- [PROBLEM STATEMENT] Render the listing, from the line with "List all visible" to the line with "bar-value-label: 3139 [125, 349, 153, 362]" inclusive, as a Markdown table with a No. column holding the row number and a Line column holding the line. Leave out any blank lines.

** start INPUT MATERIAL **

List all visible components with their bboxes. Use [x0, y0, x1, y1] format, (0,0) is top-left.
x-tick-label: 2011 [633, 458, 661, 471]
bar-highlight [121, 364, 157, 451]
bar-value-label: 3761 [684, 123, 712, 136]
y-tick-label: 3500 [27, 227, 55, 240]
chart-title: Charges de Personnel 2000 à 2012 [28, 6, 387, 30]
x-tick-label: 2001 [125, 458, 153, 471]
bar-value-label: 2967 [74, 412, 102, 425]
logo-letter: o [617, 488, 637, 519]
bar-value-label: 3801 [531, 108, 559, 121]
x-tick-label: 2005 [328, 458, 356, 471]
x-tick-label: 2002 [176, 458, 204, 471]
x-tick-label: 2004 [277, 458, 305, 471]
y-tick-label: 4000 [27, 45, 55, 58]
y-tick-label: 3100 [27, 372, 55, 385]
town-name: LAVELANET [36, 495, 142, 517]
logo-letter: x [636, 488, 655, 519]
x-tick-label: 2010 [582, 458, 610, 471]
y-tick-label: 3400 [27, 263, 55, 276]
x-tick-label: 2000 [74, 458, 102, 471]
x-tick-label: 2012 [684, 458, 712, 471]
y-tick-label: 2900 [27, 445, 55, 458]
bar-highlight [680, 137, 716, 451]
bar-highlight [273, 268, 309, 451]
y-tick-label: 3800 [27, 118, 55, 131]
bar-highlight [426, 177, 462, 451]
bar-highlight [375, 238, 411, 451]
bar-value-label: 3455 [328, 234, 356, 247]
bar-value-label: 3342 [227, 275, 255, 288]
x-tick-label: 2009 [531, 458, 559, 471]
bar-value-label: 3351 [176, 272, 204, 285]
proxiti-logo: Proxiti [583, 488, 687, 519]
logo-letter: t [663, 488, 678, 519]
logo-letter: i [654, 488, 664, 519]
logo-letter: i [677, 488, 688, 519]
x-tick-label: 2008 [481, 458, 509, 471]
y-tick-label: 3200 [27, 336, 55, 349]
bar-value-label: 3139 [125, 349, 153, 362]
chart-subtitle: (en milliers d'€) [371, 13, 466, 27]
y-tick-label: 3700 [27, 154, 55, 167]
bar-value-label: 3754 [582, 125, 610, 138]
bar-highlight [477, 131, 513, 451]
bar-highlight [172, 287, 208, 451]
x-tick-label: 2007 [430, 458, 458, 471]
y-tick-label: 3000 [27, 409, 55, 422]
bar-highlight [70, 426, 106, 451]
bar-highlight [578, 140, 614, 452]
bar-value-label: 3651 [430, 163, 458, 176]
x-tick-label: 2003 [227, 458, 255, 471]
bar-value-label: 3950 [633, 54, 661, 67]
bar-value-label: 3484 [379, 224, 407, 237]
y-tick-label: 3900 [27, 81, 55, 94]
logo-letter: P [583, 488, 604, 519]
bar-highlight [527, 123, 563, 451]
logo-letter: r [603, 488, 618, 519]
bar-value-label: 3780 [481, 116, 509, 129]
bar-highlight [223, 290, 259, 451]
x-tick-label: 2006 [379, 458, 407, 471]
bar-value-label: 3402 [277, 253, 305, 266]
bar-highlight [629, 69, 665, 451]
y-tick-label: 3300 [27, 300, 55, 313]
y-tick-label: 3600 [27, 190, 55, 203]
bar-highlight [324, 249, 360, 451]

** end INPUT MATERIAL **
** start INPUT MATERIAL **

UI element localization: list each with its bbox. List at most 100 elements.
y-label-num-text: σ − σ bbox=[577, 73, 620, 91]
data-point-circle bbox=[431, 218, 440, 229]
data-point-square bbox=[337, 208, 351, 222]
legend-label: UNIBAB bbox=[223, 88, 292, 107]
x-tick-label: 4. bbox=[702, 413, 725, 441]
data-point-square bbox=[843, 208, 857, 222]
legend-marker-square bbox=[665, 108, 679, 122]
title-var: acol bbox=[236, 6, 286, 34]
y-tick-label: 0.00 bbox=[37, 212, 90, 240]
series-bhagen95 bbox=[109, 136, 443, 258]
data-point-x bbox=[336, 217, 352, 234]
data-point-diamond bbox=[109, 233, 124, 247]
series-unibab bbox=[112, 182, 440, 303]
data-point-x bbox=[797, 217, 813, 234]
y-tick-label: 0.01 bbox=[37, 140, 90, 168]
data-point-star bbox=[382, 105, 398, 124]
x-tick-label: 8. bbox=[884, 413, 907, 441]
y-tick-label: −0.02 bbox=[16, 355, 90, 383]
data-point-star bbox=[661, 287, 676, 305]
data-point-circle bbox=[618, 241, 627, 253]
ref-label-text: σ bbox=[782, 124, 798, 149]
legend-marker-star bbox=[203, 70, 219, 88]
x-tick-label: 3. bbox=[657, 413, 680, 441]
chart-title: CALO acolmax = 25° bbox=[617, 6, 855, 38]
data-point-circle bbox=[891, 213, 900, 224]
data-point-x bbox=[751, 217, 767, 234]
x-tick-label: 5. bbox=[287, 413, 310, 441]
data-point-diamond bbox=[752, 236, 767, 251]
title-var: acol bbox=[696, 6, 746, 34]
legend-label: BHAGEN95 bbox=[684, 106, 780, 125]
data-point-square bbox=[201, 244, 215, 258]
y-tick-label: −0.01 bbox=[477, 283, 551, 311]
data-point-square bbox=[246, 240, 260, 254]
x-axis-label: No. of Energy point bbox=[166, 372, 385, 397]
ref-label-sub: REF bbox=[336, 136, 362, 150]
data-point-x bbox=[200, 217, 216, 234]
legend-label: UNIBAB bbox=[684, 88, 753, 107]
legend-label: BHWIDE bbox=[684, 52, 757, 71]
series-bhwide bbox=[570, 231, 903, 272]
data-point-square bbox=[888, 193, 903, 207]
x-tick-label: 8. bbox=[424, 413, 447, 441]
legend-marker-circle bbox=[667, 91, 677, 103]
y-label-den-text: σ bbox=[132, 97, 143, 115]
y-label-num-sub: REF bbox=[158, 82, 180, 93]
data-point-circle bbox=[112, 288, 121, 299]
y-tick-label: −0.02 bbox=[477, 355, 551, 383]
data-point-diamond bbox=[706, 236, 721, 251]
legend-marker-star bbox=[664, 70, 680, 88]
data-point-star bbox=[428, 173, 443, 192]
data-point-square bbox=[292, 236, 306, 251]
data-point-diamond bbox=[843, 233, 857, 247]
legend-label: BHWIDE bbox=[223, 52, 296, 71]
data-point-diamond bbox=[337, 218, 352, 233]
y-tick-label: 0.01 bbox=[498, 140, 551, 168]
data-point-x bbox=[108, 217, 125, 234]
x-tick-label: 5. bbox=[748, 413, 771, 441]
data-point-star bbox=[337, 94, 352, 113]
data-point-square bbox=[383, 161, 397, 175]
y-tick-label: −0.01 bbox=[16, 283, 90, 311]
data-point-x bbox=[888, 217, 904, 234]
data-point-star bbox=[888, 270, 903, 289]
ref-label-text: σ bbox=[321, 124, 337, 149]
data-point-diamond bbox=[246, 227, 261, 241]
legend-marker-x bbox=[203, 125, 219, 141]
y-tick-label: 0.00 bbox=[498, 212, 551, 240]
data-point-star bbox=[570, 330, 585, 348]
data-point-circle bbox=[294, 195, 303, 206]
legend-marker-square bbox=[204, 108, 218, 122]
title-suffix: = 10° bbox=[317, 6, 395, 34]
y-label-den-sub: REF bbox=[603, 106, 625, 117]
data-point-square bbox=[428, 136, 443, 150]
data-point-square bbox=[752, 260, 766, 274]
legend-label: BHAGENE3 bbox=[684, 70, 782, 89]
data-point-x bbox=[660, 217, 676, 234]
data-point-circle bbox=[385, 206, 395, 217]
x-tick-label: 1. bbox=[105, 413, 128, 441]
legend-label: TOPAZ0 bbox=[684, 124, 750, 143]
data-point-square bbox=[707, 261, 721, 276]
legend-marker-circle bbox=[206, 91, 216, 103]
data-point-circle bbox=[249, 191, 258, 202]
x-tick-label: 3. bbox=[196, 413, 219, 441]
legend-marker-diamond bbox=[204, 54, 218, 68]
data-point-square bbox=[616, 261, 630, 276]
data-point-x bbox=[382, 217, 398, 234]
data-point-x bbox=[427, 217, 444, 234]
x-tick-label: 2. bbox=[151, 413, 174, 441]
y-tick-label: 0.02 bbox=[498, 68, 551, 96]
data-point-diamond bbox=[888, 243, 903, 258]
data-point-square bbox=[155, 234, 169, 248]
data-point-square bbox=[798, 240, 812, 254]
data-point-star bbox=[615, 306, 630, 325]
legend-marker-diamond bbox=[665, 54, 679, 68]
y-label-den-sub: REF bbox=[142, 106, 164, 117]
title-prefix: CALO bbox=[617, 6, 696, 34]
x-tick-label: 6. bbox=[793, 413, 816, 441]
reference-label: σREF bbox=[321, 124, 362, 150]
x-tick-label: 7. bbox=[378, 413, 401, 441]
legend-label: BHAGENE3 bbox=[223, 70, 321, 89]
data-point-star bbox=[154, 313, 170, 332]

** end INPUT MATERIAL **

- [REPLY TO THE TASK]
| No. | Line |
|---|---|
| 1 | List all visible components with their bboxes. Use [x0, y0, x1, y1] format, (0,0) is top-left. |
| 2 | x-tick-label: 2011 [633, 458, 661, 471] |
| 3 | bar-highlight [121, 364, 157, 451] |
| 4 | bar-value-label: 3761 [684, 123, 712, 136] |
| 5 | y-tick-label: 3500 [27, 227, 55, 240] |
| 6 | chart-title: Charges de Personnel 2000 à 2012 [28, 6, 387, 30] |
| 7 | x-tick-label: 2001 [125, 458, 153, 471] |
| 8 | bar-value-label: 2967 [74, 412, 102, 425] |
| 9 | logo-letter: o [617, 488, 637, 519] |
| 10 | bar-value-label: 3801 [531, 108, 559, 121] |
| 11 | x-tick-label: 2005 [328, 458, 356, 471] |
| 12 | x-tick-label: 2002 [176, 458, 204, 471] |
| 13 | x-tick-label: 2004 [277, 458, 305, 471] |
| 14 | y-tick-label: 4000 [27, 45, 55, 58] |
| 15 | y-tick-label: 3100 [27, 372, 55, 385] |
| 16 | town-name: LAVELANET [36, 495, 142, 517] |
| 17 | logo-letter: x [636, 488, 655, 519] |
| 18 | x-tick-label: 2010 [582, 458, 610, 471] |
| 19 | y-tick-label: 3400 [27, 263, 55, 276] |
| 20 | x-tick-label: 2000 [74, 458, 102, 471] |
| 21 | x-tick-label: 2012 [684, 458, 712, 471] |
| 22 | y-tick-label: 2900 [27, 445, 55, 458] |
| 23 | bar-highlight [680, 137, 716, 451] |
| 24 | bar-highlight [273, 268, 309, 451] |
| 25 | y-tick-label: 3800 [27, 118, 55, 131] |
| 26 | bar-highlight [426, 177, 462, 451] |
| 27 | bar-highlight [375, 238, 411, 451] |
| 28 | bar-value-label: 3455 [328, 234, 356, 247] |
| 29 | bar-value-label: 3342 [227, 275, 255, 288] |
| 30 | x-tick-label: 2009 [531, 458, 559, 471] |
| 31 | bar-value-label: 3351 [176, 272, 204, 285] |
| 32 | proxiti-logo: Proxiti [583, 488, 687, 519] |
| 33 | logo-letter: t [663, 488, 678, 519] |
| 34 | logo-letter: i [654, 488, 664, 519] |
| 35 | logo-letter: i [677, 488, 688, 519] |
| 36 | x-tick-label: 2008 [481, 458, 509, 471] |
| 37 | y-tick-label: 3200 [27, 336, 55, 349] |
| 38 | bar-value-label: 3139 [125, 349, 153, 362] |